Collected data entries:
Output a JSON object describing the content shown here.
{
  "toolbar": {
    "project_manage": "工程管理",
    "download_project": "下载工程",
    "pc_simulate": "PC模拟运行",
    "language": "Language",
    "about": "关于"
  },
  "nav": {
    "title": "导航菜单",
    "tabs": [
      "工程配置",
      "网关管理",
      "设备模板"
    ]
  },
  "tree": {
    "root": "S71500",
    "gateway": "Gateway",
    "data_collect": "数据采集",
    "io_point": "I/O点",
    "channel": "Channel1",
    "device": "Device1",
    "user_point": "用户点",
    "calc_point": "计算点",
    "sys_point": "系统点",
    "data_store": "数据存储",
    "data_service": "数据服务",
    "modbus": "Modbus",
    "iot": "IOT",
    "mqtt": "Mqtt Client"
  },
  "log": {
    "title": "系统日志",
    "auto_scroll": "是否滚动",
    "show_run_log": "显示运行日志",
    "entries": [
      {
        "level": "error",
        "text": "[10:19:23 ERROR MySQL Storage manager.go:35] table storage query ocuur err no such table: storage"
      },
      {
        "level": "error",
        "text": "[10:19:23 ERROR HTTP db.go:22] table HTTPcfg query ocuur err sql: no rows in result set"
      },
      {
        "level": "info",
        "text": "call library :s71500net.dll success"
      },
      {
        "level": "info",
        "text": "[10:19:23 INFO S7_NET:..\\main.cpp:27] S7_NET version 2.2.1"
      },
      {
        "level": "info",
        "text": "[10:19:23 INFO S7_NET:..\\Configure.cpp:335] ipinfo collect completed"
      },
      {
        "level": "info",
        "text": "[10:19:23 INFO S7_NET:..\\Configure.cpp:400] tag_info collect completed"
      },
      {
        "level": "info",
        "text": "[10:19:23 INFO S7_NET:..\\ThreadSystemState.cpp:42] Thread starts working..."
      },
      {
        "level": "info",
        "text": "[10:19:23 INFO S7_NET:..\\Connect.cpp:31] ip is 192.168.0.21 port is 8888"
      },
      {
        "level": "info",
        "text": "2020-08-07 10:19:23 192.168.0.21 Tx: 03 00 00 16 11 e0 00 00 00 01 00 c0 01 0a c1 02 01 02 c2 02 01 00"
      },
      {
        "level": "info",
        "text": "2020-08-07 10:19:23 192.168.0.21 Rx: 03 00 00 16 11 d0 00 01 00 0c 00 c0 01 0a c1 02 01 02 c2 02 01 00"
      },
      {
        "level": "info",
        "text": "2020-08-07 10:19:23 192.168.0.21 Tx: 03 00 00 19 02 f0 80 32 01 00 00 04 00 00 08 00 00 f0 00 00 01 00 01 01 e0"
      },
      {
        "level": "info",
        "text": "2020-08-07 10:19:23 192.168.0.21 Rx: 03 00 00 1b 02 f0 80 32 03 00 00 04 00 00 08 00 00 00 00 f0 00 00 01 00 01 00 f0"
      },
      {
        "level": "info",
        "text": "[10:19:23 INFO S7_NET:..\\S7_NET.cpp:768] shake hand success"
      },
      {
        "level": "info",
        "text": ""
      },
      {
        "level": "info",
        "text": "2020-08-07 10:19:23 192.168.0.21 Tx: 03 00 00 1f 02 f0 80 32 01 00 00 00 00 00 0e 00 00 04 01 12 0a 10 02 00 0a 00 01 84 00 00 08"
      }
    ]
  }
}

* * *

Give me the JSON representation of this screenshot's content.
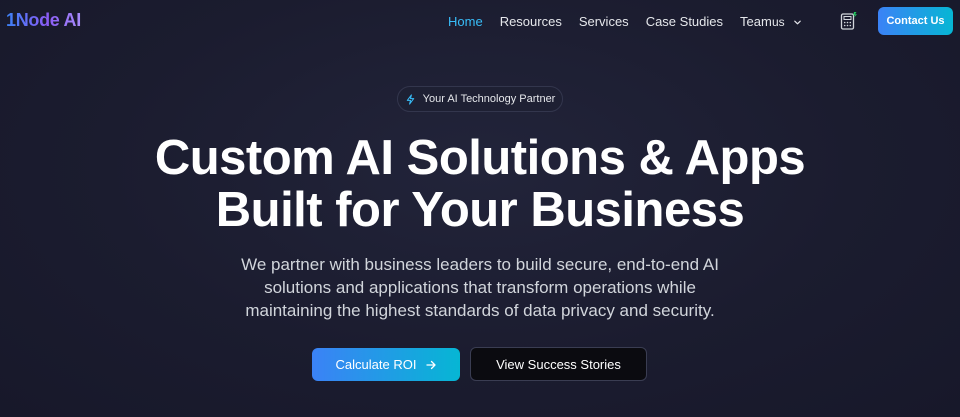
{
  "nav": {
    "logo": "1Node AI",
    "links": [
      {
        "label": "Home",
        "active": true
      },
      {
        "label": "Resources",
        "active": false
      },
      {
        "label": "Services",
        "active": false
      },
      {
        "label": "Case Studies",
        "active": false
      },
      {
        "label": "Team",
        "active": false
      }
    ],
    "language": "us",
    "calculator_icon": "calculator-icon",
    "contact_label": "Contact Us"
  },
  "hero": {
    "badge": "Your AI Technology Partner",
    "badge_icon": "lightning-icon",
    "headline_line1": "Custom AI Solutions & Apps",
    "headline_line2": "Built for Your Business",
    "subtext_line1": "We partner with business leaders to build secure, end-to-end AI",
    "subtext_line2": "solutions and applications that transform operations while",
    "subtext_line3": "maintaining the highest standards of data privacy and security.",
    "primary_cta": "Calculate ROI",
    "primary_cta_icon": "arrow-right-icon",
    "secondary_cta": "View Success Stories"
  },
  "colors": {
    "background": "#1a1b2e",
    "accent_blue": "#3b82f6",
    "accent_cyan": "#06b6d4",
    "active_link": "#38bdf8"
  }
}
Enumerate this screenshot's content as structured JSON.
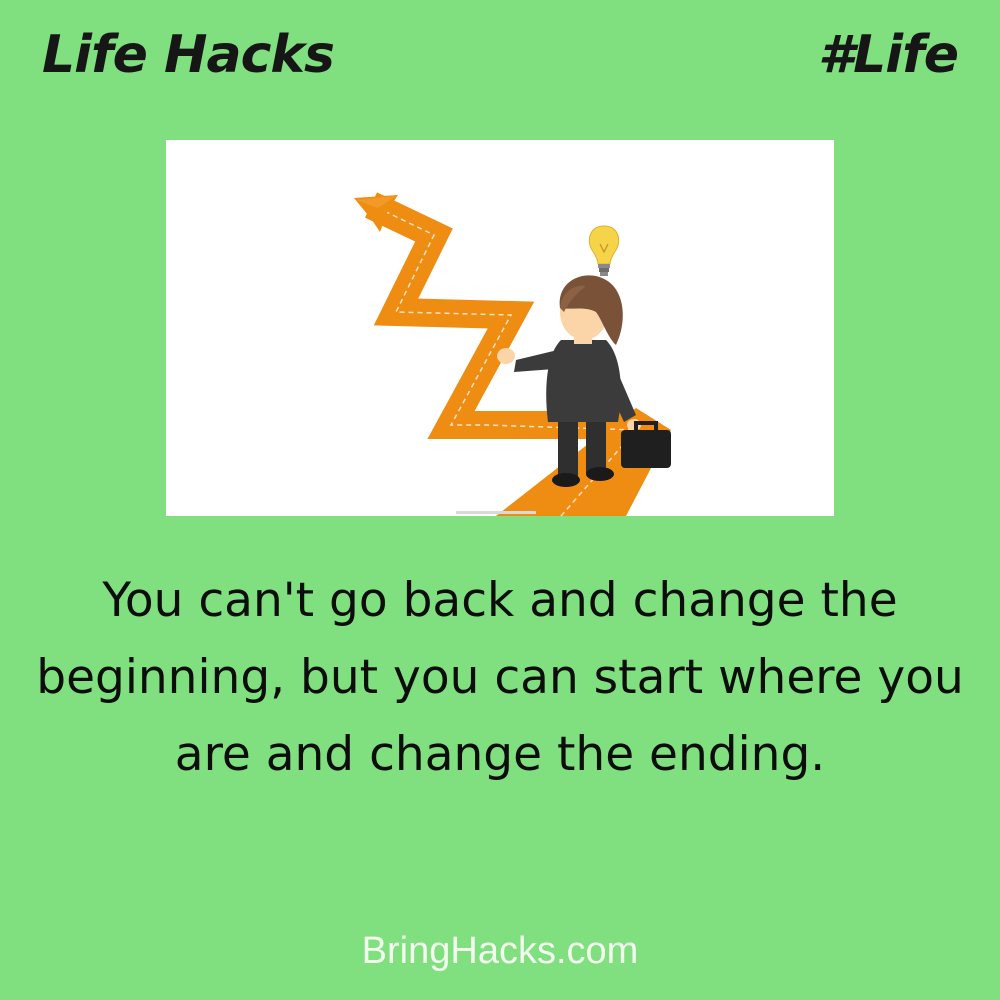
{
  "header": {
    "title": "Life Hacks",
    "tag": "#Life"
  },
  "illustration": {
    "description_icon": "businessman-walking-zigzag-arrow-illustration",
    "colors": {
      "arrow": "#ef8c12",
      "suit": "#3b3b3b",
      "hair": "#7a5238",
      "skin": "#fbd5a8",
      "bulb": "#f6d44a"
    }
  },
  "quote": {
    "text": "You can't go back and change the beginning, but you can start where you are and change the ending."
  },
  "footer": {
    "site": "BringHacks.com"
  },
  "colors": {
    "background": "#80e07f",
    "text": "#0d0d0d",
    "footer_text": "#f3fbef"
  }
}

Goal: Pick out every line of the listing containing the word "illustration", and show those lines.

Result of the task:
  "illustration": {
    "description_icon": "businessman-walking-zigzag-arrow-illustration",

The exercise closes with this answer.